===== Quoted text =====

Something There Is That Doesn't Love a List
By Carol Jago
In his poem "Mending Wall," Robert Frost
explores our love/hate relationship with walls. On the one hand, we believe
that "good fences make good neighbors." At the same time, we worry about who
is being walled in and walled out. Book lists inspire a similar ambivalence.
No sooner is one constructed than forces on every side begin marshalling
arguments either to augment or bring it down. Personally, I think book lists
make good reading.
However authoritative a book list pretends to be, most are actually quite
arbitrary. Lists include and exclude texts based upon criteria that are
sometimes unclear even to the list makers. When the Modern Library released
its selection of the hundred best novels written in English in the 20th
century, the list was met with outrage. How could James Dickeys
Deliverance be better than anything Joseph Conrad ever wrote? How
is it possible that not a single book by Doris Lessing, Nadine Gordimer,
Patrick White, Toni Morrison, or John Updike appears? Is Ulysses
really the best novel written in the 20th century? So make your own list,
said the publishers of the Modern Library, and then proceeded to provide a
Web site where readers could create alternative lists. I like that response.
Readers enjoy making lists of "best" books almost as much as they like
poking holes in other peoples lists. Besides, lists are fair game. The fact
that they inspire challenges is part of their value. Criticizing someone
elses list helps us refine our own criteria for what makes a book
worthwhile.
Californias Department of Education recently created a new book list,
Recommended Literature: Kindergarten Through Grade Twelve (http://goldmine.cde.ca.gov/ci/literature).
The list is descriptive rather than restrictive. It is designed to provide
guidance for teachers, parents, and publishers about the kinds of books
children should be reading. But no sooner was the site containing the new
list up and running than criticism began pouring in. As one of the
contributors responsible for creating the list, I feel compelled to defend
our choices, but the teacher in me longs to scrawl across the top of the
page in red ink, "Needs more work!" Though the list was intended to be a
living document and a work in progress, without funding to support revision,
it is likely to remain in its present state for some time to come. What is
needed is a clear plan, with dollars attached, to provide for an annual
review of the list, not only to delete out-of-print books and add new titles
but also to take advantage of criticisms and suggestions about what should
be on the list.

===== Provided material =====

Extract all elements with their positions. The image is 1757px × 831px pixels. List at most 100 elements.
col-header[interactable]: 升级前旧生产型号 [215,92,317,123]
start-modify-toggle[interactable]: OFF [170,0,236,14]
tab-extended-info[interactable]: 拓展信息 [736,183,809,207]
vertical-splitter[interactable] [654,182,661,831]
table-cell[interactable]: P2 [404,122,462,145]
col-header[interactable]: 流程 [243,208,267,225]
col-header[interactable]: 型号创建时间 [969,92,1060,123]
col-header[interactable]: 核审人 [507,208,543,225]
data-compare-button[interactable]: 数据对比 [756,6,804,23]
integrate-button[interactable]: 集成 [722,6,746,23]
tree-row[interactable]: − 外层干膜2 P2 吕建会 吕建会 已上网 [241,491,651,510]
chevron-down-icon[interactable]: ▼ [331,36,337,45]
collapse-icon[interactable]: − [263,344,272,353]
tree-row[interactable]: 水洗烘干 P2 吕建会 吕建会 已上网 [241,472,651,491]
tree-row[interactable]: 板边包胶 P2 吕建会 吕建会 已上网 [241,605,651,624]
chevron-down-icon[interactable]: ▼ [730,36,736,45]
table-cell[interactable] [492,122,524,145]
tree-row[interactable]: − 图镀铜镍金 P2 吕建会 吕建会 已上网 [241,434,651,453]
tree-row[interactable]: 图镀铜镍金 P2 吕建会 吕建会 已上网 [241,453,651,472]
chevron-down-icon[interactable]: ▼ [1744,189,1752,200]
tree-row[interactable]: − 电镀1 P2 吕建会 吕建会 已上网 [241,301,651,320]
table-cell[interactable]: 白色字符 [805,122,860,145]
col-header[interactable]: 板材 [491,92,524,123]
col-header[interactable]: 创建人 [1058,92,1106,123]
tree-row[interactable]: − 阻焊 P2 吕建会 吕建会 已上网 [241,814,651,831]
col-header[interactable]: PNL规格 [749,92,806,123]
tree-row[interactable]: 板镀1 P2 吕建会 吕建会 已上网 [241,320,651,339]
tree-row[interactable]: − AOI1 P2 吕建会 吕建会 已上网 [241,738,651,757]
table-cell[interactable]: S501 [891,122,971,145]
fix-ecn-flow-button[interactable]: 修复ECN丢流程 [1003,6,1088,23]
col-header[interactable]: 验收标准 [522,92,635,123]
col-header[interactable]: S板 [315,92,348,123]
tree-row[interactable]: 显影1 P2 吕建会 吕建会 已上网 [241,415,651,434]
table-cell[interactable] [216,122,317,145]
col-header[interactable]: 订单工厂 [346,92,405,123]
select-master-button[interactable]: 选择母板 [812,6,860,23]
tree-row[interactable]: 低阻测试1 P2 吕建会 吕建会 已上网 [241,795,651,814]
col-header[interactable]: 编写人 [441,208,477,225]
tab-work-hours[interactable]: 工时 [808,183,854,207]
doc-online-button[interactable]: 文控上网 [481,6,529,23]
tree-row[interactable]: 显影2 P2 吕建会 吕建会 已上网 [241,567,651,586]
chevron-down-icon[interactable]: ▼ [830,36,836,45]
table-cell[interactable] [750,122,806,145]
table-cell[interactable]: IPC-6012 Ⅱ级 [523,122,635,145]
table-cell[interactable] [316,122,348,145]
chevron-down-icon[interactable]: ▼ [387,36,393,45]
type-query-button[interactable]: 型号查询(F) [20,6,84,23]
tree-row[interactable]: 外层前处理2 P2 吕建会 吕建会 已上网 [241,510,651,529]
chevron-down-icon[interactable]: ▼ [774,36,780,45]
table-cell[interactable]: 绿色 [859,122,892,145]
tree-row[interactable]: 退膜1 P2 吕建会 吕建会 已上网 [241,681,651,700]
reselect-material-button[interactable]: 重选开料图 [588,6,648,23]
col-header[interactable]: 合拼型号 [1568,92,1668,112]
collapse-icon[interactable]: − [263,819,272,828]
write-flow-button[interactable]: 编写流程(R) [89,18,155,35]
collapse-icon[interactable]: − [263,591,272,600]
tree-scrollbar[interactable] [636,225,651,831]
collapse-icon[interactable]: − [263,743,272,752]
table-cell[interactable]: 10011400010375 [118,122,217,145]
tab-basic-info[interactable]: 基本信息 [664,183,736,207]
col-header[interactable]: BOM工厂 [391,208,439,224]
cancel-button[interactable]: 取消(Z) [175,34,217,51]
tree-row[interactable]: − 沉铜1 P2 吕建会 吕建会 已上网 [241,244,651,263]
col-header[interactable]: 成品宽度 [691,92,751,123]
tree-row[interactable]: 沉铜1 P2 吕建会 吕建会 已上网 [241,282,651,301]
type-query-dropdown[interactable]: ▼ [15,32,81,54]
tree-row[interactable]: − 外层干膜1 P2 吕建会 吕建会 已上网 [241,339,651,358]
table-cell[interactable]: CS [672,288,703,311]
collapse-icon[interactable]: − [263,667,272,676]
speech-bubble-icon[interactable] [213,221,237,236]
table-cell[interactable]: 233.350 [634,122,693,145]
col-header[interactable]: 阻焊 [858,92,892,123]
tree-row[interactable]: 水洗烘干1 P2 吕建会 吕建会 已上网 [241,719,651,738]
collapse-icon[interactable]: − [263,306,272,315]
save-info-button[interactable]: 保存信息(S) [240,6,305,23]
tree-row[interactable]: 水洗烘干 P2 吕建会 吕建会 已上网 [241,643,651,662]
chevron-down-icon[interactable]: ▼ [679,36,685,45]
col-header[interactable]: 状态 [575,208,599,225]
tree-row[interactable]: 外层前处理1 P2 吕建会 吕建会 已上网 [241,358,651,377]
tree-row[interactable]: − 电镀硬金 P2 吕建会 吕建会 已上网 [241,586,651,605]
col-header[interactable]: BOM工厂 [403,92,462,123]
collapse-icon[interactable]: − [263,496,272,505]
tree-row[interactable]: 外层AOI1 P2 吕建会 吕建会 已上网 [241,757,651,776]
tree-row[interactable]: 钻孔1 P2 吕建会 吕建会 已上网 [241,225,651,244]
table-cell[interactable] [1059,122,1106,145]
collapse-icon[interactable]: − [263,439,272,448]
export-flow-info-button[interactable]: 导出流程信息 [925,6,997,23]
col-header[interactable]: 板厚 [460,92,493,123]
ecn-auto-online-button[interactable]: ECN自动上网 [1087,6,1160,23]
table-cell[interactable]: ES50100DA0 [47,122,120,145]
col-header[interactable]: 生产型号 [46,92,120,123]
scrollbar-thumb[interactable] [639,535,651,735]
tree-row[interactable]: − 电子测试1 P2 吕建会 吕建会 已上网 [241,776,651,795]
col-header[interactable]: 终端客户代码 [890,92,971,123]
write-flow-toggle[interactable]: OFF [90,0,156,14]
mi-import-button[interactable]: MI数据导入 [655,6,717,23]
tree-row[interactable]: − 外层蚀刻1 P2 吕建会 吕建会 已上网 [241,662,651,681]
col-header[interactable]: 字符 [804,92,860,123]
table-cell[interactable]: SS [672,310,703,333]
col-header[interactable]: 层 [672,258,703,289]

=====

Stated exercise: Turn the paragraph of the essay on book lists that begins "However authoritative a book list" into a short bulleted list that keeps its main points.

Result for this task:
- Book lists claim authority but are mostly arbitrary. They rest on criteria that even their makers may not fully understand.
- The Modern Library's list of the hundred best English-language novels of the 20th century met with outrage.
- Critics asked how Deliverance by James Dickey could outrank anything by Joseph Conrad. They also objected that no book by Doris Lessing, Nadine Gordimer, Patrick White, Toni Morrison, or John Updike appeared, and asked whether Ulysses is really the century's best novel.
- The publishers told readers to make their own lists and set up a website for it, a response the writer likes.
- Readers enjoy making "best" lists almost as much as finding faults in other people's.
- Lists are fair game, and the challenges they provoke are part of their value. Criticizing another person's list sharpens our own sense of what makes a book worthwhile.